THE PROBLEM |
Repeat, exactly and completely, the entries shown underneath.

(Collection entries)
========================================

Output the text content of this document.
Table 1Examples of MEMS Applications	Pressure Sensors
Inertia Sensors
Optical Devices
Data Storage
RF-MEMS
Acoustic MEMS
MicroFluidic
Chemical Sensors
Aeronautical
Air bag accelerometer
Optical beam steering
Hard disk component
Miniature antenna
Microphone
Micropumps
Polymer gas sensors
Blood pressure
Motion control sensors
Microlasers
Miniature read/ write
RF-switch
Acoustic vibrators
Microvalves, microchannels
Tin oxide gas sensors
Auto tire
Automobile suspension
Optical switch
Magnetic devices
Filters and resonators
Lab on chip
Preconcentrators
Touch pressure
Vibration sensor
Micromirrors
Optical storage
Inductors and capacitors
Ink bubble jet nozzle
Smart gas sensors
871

========================================

FINAL RESULT |
Output the text content of this document.
Table 1Examples of MEMS Applications	Pressure Sensors
Inertia Sensors
Optical Devices
Data Storage
RF-MEMS
Acoustic MEMS
MicroFluidic
Chemical Sensors
Aeronautical
Air bag accelerometer
Optical beam steering
Hard disk component
Miniature antenna
Microphone
Micropumps
Polymer gas sensors
Blood pressure
Motion control sensors
Microlasers
Miniature read/ write
RF-switch
Acoustic vibrators
Microvalves, microchannels
Tin oxide gas sensors
Auto tire
Automobile suspension
Optical switch
Magnetic devices
Filters and resonators
Lab on chip
Preconcentrators
Touch pressure
Vibration sensor
Micromirrors
Optical storage
Inductors and capacitors
Ink bubble jet nozzle
Smart gas sensors
871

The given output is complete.